___ Provided records ___

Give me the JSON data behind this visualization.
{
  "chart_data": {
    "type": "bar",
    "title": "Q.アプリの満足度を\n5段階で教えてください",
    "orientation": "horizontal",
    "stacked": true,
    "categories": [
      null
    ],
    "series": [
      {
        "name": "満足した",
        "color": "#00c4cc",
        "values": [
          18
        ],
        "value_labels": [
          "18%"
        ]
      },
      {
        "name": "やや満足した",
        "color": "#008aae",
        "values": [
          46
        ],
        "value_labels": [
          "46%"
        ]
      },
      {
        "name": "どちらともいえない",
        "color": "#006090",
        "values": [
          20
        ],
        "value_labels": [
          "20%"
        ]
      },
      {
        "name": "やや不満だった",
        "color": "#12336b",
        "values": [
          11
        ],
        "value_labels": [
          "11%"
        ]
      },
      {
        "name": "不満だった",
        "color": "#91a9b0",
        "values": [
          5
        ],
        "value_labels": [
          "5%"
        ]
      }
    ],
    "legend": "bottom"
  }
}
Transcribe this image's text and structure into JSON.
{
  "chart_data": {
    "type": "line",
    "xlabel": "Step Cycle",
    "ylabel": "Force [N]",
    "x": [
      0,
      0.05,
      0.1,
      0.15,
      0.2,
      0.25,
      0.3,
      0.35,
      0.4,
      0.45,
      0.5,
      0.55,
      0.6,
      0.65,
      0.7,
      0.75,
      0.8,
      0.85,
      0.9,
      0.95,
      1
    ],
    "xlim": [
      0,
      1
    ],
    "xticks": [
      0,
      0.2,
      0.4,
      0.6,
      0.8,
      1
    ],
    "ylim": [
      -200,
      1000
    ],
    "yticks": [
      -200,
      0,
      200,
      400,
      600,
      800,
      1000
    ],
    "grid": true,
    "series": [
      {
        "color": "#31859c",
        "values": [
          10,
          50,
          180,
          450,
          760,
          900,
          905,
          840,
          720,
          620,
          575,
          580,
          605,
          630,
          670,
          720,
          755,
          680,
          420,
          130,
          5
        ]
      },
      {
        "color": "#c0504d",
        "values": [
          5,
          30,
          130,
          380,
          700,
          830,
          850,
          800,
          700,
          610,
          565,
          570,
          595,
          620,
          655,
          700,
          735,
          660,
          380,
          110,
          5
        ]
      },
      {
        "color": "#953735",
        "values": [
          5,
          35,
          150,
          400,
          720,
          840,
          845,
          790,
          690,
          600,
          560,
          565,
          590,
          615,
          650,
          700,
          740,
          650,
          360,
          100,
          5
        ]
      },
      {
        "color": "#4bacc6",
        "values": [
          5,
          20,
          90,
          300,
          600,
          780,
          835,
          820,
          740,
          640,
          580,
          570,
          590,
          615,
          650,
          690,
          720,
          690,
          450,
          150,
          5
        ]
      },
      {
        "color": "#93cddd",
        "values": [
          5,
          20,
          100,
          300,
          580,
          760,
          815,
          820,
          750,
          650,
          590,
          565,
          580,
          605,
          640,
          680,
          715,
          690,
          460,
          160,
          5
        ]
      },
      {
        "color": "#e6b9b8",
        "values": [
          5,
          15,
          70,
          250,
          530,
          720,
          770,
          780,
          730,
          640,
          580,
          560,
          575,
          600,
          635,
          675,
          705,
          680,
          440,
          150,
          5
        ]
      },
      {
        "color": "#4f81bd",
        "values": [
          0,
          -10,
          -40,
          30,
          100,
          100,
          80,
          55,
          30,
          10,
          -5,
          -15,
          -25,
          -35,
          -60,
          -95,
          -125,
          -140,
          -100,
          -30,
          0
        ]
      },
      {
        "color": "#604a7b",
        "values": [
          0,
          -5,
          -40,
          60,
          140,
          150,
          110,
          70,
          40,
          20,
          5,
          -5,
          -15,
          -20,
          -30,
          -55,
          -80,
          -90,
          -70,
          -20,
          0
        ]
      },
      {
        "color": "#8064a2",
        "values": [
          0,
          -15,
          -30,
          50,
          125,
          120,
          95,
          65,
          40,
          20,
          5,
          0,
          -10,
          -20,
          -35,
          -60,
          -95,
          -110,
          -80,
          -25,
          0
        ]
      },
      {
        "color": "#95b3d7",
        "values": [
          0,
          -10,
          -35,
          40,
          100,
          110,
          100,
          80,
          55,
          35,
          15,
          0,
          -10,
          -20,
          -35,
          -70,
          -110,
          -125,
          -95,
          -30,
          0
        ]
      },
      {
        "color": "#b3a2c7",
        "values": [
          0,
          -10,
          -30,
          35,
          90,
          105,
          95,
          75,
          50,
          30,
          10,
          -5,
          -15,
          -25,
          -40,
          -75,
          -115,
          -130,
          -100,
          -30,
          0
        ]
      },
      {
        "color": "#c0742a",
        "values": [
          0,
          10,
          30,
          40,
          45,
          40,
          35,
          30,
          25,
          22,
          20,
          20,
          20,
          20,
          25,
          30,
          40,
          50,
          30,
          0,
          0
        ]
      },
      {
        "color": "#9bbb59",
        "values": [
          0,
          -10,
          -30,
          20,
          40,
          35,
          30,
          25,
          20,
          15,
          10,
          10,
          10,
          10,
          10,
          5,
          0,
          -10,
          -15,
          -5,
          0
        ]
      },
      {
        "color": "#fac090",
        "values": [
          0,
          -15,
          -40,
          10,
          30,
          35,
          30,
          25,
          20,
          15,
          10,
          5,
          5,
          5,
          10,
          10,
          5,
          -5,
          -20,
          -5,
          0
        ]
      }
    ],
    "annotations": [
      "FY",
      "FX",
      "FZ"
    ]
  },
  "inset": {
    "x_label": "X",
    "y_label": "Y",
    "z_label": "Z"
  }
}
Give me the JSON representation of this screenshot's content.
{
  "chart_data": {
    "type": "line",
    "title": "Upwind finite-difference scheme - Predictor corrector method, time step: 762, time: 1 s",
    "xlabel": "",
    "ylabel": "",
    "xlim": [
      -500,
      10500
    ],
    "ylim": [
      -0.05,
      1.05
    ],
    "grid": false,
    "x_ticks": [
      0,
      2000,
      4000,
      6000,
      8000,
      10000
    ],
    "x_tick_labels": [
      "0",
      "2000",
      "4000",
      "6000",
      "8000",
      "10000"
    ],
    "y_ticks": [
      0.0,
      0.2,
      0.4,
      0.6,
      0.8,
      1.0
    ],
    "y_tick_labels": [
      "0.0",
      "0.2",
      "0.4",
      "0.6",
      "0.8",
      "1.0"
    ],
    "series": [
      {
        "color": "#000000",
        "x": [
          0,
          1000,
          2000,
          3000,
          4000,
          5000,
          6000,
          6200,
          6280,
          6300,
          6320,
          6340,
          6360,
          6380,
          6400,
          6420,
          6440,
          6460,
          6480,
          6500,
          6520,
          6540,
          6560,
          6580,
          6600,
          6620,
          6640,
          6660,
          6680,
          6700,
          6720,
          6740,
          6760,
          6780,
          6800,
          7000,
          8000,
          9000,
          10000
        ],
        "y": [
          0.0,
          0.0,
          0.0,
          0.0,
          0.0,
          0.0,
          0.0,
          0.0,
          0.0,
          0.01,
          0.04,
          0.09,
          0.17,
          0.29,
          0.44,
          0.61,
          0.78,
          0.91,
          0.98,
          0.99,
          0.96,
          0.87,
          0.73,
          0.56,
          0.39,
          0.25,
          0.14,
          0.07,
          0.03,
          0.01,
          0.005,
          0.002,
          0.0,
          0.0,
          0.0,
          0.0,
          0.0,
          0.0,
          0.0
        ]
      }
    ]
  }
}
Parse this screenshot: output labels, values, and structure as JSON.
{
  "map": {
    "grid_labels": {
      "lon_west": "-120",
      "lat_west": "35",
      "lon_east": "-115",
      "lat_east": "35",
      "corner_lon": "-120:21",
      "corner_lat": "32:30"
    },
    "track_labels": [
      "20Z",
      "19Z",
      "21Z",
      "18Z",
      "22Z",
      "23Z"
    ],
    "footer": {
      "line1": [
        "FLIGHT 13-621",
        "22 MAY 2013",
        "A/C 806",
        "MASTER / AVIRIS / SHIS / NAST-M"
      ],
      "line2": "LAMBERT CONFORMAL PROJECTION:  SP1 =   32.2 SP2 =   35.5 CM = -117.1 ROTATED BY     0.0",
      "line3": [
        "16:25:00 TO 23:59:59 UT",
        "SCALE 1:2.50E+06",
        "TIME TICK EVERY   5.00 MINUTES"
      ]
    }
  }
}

___

Task instructions → Pull out every line above that holds the word "screenshot".

Response →
Give me the JSON representation of this screenshot's content.
Parse this screenshot: output labels, values, and structure as JSON.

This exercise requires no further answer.